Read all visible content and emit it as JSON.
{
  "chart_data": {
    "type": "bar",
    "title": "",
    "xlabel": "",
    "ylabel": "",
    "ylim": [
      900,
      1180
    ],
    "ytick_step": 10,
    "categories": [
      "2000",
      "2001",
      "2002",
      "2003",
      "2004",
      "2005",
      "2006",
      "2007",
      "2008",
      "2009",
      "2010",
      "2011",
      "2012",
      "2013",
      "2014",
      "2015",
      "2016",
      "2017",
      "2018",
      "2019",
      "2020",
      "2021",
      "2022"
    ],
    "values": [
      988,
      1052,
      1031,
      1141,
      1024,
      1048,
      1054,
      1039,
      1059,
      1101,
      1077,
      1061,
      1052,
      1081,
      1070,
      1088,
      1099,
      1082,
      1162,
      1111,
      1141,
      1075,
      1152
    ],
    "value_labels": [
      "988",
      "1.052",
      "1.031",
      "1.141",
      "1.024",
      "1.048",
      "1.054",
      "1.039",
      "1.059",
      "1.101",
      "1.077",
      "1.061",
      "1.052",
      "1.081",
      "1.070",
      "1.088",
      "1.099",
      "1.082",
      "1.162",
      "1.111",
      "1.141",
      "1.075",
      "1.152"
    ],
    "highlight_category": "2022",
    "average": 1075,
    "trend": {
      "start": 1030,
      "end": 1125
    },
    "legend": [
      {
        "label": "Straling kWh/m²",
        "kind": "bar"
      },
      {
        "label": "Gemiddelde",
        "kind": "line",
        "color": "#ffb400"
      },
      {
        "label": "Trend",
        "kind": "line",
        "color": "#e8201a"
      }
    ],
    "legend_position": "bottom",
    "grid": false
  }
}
┄┄┄┄┄┄
Request: Extract each entry in full, exactly as given.

Answer in full:
Read all visible content and emit it as JSON.
{
  "chart_data": {
    "type": "bar",
    "title": "",
    "xlabel": "",
    "ylabel": "",
    "ylim": [
      900,
      1180
    ],
    "ytick_step": 10,
    "categories": [
      "2000",
      "2001",
      "2002",
      "2003",
      "2004",
      "2005",
      "2006",
      "2007",
      "2008",
      "2009",
      "2010",
      "2011",
      "2012",
      "2013",
      "2014",
      "2015",
      "2016",
      "2017",
      "2018",
      "2019",
      "2020",
      "2021",
      "2022"
    ],
    "values": [
      988,
      1052,
      1031,
      1141,
      1024,
      1048,
      1054,
      1039,
      1059,
      1101,
      1077,
      1061,
      1052,
      1081,
      1070,
      1088,
      1099,
      1082,
      1162,
      1111,
      1141,
      1075,
      1152
    ],
    "value_labels": [
      "988",
      "1.052",
      "1.031",
      "1.141",
      "1.024",
      "1.048",
      "1.054",
      "1.039",
      "1.059",
      "1.101",
      "1.077",
      "1.061",
      "1.052",
      "1.081",
      "1.070",
      "1.088",
      "1.099",
      "1.082",
      "1.162",
      "1.111",
      "1.141",
      "1.075",
      "1.152"
    ],
    "highlight_category": "2022",
    "average": 1075,
    "trend": {
      "start": 1030,
      "end": 1125
    },
    "legend": [
      {
        "label": "Straling kWh/m²",
        "kind": "bar"
      },
      {
        "label": "Gemiddelde",
        "kind": "line",
        "color": "#ffb400"
      },
      {
        "label": "Trend",
        "kind": "line",
        "color": "#e8201a"
      }
    ],
    "legend_position": "bottom",
    "grid": false
  }
}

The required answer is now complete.